# MATERIAL SHOWN
____
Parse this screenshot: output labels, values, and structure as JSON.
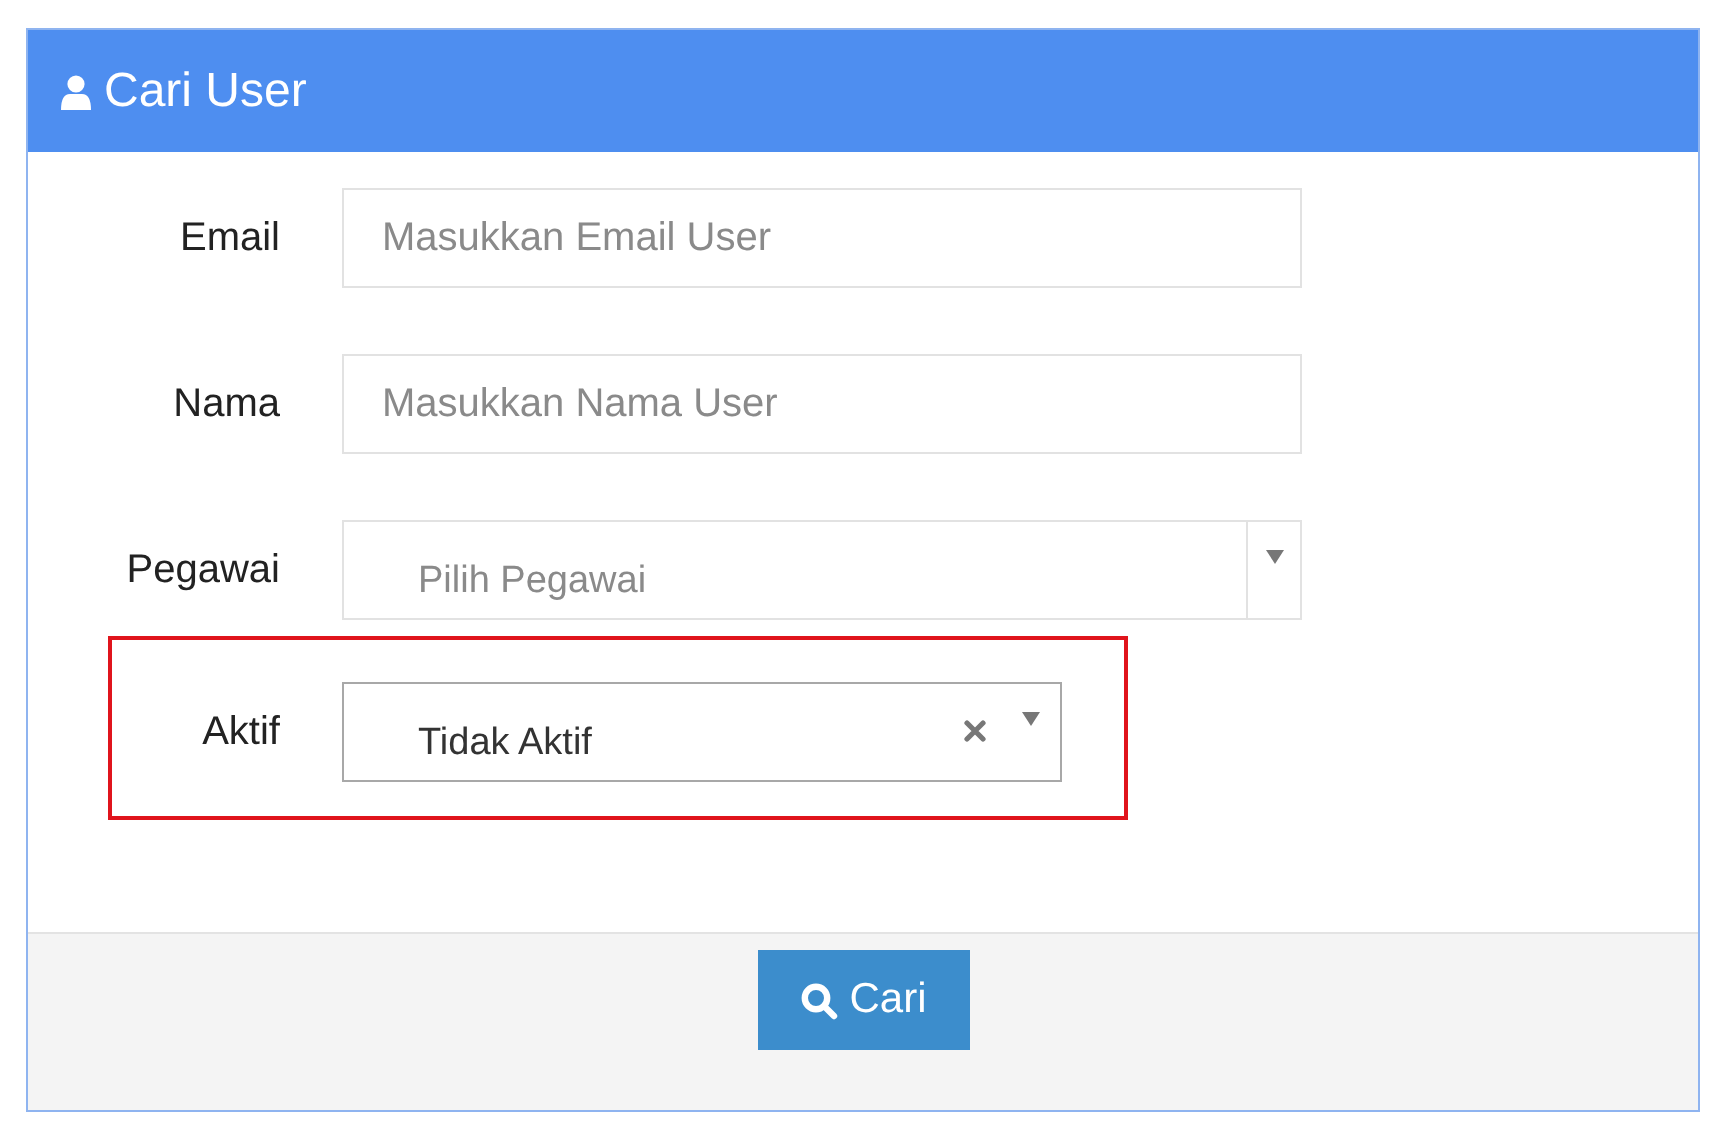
{
  "header": {
    "title": "Cari User"
  },
  "fields": [
    {
      "label": "Email",
      "kind": "text",
      "placeholder": "Masukkan Email User",
      "highlighted": false
    },
    {
      "label": "Nama",
      "kind": "text",
      "placeholder": "Masukkan Nama User",
      "highlighted": false
    },
    {
      "label": "Pegawai",
      "kind": "select",
      "placeholder": "Pilih Pegawai",
      "highlighted": false
    },
    {
      "label": "Aktif",
      "kind": "select",
      "value": "Tidak Aktif",
      "highlighted": true
    }
  ],
  "submit_button": {
    "label": "Cari"
  }
}
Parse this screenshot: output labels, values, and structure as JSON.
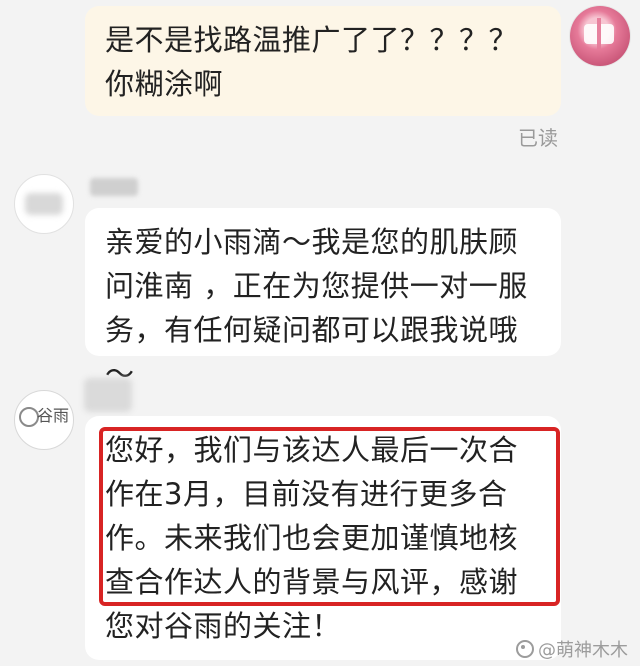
{
  "messages": {
    "mine": {
      "text": "是不是找路温推广了了？？？？你糊涂啊",
      "status": "已读"
    },
    "consultant": {
      "text": "亲爱的小雨滴～我是您的肌肤顾问淮南 ，正在为您提供一对一服务，有任何疑问都可以跟我说哦～"
    },
    "official": {
      "text": "您好，我们与该达人最后一次合作在3月，目前没有进行更多合作。未来我们也会更加谨慎地核查合作达人的背景与风评，感谢您对谷雨的关注！"
    }
  },
  "avatars": {
    "official_logo_text": "谷雨"
  },
  "watermark": {
    "text": "@萌神木木"
  },
  "colors": {
    "background": "#f3f3f3",
    "bubble_mine": "#fdf6e7",
    "bubble_other": "#ffffff",
    "highlight": "#d82424",
    "status_text": "#9a9a9a"
  }
}
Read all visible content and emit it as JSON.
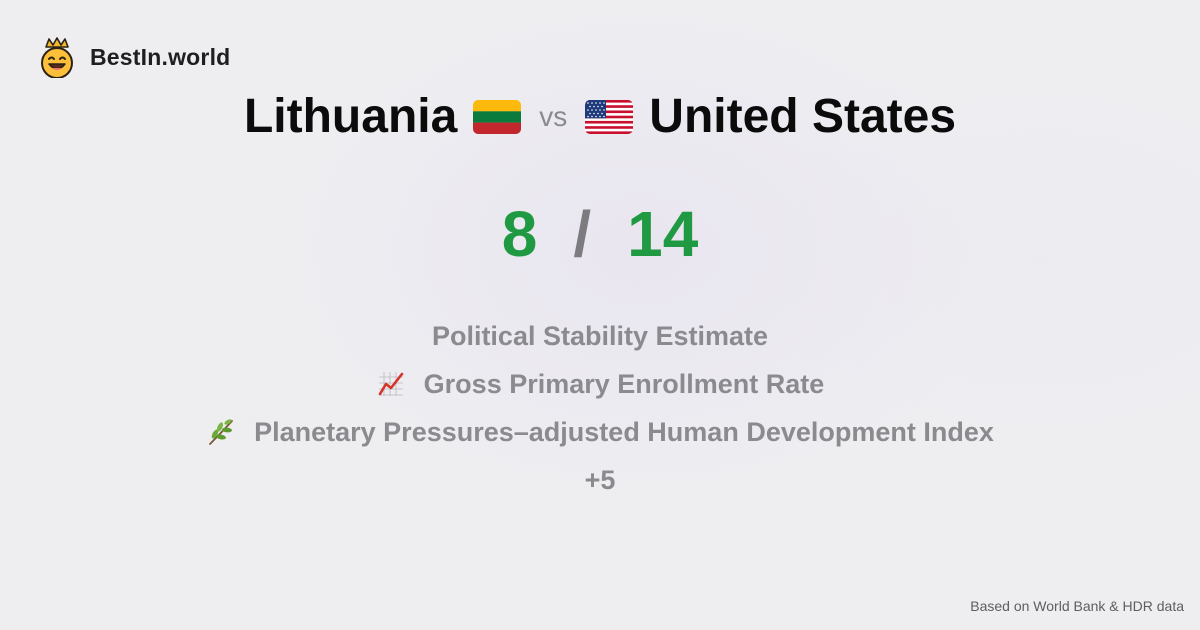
{
  "brand": {
    "name": "BestIn.world",
    "icon": "crown-smiley-icon"
  },
  "comparison": {
    "left_country": "Lithuania",
    "left_flag": "lithuania-flag-icon",
    "vs_label": "vs",
    "right_country": "United States",
    "right_flag": "usa-flag-icon"
  },
  "score": {
    "left": "8",
    "separator": "/",
    "right": "14",
    "color_win": "#1f9a43"
  },
  "metrics": [
    {
      "label": "Political Stability Estimate",
      "icon": ""
    },
    {
      "label": "Gross Primary Enrollment Rate",
      "icon": "chart-increasing-icon"
    },
    {
      "label": "Planetary Pressures–adjusted Human Development Index",
      "icon": "herb-icon"
    }
  ],
  "more_label": "+5",
  "footer": {
    "source": "Based on World Bank & HDR data"
  }
}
____
# WHAT YOU ARE ASKED TO DO
Gather from the entries above all lines that include the string "placeholder".

# CORRECT ANSWER
      "placeholder": "Masukkan Email User",
      "placeholder": "Masukkan Nama User",
      "placeholder": "Pilih Pegawai",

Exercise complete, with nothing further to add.